Document passage
============
Skip to content

Carbide Industries Fire and Explosion

Overview

On March 21, 2011, during calcium carbide production at the Carbide Industries plant in Louisville, KY, an electric arc furnace exploded and overpressured. Solid and powdered debris, flammable gases, and molten calcium carbide were ejected. Hot gases and debris broke through the control room window. Two workers were killed and two others were injured.

Incident Snapshot

Field Value
Facility / Company Carbide Industries, LLC
Location Louisville, KY
Incident Date 03/21/2011
Investigation Status The CSB's final report was approved 3-0 at a public meeting in Louisville, KY
Accident Type Chemical Manufacturing - Fire and Explosion
Final Report Release Date 02/07/2013

What Happened

  • At about 5:40 pm on Monday, March 21, 2011, the EAF at the Carbide Rubbertown facility violently overpressured, ejecting solid and powdered debris, hot gases, and molten calcium carbide at temperatures near 3800°F (2100°C).
  • Witnesses reported an initial overpressure event from the furnace, a large explosion, and two to three more overpressure events.
  • The hot gases and debris blown from the furnace broke through the double-pane reinforced glass window of the control room, severely burning the two workers inside. They died within 24 hours from their injuries.
  • Hot material also was ejected from the active tap hole on the mezzanine level.
  • One worker was in an operating shack about 30 feet from the tap hole.
  • The door to the shack was ajar, and he crouched to the floor, seeking shelter from the hot gases and dust that engulfed him.
  • He received a minor burn to the back of his neck, but did not seek medical treatment.
  • Another worker was walking away from the furnace when the explosion knocked him to the ground and the hot gases and debris engulfed him.
  • He was taken to a maintenance area, where he was given oxygen and his vital signs monitored.
  • He was later taken to the hospital for observation and subsequently released.
  • Incident command was established about two minutes after the event occurred.
  • An Assistant Fire Chief of the Lake Dreamland Fire Department was driving by at the time of the incident and immediately responded by assuming the role of Incident Commander (IC) and activating response based on National Incident Management System (NIMS) protocols.
  • Because of concerns of possible product contamination and the unknown conditions of the immediate location of the incident, the incident commander established a staging area about one-half mile upwind from the facility and a command post at the front gate and called ambulances to the staging area.
  • The first ambulance was dispatched at 5:40 pm with two more dispatched shortly thereafter and arrived on scene within 15 minutes.
  • Carbide personnel and Lake Dreamland Firefighters transported the injured employees to the main gate where they met emergency medical technicians (EMTs).
  • The fire department decontaminated the injured employees with water while the Carbide emergency response team and a fire department paramedic provided oxygen and monitored vital signs.
  • One victim went into cardiac arrest, and the paramedic began performing CPR on him.
  • About 40 minutes after the initial incident, off-site EMS began transporting victims to the hospital.
  • These victims arrived at the hospital about 12 minutes later, and succumbed to their injuries in less than 24 hours.
  • A third ambulance transported the injured worker who had been knocked to the ground and injured by the blast.

Facility and Process Context

  • Carbide Industries, LLC is the larger of two North American producers of calcium carbide and supplies calcium carbide primarily to the iron and steel industry and to acetylene producers.
============
(Items from a data source)
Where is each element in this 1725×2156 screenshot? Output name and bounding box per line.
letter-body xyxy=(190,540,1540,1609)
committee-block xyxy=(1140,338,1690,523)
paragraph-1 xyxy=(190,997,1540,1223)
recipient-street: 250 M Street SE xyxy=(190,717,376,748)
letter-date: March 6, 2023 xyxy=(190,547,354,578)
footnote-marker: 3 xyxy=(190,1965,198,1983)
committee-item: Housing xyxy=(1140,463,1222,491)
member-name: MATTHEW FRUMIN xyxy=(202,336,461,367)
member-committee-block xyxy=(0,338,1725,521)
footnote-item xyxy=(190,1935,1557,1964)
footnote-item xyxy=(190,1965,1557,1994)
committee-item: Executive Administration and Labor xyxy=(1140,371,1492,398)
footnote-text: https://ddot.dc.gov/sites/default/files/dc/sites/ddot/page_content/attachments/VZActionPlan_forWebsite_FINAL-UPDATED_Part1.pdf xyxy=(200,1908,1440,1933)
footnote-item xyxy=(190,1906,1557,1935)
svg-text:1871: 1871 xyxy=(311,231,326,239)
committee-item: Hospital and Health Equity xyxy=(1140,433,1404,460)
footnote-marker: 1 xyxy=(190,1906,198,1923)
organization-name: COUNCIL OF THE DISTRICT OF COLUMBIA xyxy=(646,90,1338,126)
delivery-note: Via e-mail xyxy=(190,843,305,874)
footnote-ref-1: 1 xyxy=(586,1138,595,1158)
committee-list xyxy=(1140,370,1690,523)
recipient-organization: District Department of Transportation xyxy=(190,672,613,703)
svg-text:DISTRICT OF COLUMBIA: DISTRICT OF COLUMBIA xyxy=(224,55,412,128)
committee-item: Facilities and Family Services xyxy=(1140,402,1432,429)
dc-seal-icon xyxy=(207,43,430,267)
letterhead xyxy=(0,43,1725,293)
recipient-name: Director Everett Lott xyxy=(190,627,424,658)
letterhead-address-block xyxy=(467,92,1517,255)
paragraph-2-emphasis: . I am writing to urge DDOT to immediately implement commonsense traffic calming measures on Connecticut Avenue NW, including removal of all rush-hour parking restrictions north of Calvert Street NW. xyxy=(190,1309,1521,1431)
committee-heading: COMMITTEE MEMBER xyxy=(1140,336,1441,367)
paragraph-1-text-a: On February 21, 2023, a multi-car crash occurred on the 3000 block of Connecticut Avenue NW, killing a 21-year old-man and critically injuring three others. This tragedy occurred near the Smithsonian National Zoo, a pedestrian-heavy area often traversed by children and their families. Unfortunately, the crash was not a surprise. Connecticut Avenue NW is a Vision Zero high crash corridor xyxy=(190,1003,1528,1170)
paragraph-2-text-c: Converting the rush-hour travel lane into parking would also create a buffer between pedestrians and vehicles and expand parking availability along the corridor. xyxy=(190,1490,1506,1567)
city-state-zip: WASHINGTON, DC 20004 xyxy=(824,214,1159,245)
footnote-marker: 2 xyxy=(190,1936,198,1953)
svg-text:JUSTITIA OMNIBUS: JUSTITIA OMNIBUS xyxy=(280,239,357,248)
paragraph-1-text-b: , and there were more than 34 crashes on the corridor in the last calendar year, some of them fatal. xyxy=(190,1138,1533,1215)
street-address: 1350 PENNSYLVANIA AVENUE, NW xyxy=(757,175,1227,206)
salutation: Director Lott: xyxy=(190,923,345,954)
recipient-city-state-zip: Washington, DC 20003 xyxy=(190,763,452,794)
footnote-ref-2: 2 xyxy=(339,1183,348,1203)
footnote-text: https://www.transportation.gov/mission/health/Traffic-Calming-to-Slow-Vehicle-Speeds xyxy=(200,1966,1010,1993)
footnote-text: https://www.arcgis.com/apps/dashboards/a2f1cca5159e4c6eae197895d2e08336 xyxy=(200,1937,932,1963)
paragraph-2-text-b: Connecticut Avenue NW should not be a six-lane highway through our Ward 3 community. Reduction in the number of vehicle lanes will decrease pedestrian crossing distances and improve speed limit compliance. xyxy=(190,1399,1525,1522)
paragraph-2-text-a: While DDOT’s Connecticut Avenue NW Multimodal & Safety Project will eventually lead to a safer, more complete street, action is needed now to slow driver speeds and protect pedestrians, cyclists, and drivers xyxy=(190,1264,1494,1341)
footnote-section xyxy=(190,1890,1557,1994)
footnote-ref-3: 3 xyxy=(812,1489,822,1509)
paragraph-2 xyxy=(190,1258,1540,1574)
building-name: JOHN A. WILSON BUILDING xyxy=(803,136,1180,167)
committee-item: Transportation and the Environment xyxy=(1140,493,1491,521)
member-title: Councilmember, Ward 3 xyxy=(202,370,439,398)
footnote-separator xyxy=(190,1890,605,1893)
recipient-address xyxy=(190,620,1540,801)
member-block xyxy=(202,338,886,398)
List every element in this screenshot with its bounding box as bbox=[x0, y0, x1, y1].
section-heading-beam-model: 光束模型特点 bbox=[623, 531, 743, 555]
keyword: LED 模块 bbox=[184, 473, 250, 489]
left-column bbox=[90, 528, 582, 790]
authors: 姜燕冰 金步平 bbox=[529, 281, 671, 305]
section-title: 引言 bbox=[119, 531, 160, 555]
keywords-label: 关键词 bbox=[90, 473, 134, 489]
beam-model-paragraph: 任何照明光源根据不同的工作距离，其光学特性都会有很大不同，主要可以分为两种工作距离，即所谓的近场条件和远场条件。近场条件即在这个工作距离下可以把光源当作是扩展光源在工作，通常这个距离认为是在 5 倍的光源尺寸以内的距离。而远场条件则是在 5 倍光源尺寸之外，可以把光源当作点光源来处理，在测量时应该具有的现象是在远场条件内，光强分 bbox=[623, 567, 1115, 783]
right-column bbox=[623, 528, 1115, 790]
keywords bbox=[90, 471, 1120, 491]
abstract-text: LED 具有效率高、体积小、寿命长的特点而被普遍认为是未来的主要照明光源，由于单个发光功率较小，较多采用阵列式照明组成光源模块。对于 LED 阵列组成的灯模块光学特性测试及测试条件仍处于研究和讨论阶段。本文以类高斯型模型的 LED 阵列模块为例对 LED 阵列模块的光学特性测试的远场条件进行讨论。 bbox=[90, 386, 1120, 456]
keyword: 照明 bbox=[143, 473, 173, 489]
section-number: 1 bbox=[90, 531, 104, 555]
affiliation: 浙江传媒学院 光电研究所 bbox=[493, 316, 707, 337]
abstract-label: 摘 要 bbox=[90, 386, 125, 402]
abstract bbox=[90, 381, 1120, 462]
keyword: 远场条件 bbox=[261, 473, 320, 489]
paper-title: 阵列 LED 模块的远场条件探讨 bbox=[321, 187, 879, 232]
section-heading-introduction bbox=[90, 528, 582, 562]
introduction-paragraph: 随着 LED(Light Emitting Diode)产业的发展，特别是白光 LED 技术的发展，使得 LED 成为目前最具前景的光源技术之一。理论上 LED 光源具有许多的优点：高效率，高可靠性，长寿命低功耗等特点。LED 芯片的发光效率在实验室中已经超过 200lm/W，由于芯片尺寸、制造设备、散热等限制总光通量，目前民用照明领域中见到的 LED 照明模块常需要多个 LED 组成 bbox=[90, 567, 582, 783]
============
Quote the section of the Carbide Industries incident text beginning at the words "What Happened" and ending after the words "that engulfed him.". This material was taken from a separate source.

What Happened

  • At about 5:40 pm on Monday, March 21, 2011, the EAF at the Carbide Rubbertown facility violently overpressured, ejecting solid and powdered debris, hot gases, and molten calcium carbide at temperatures near 3800°F (2100°C).
  • Witnesses reported an initial overpressure event from the furnace, a large explosion, and two to three more overpressure events.
  • The hot gases and debris blown from the furnace broke through the double-pane reinforced glass window of the control room, severely burning the two workers inside. They died within 24 hours from their injuries.
  • Hot material also was ejected from the active tap hole on the mezzanine level.
  • One worker was in an operating shack about 30 feet from the tap hole.
  • The door to the shack was ajar, and he crouched to the floor, seeking shelter from the hot gases and dust that engulfed him.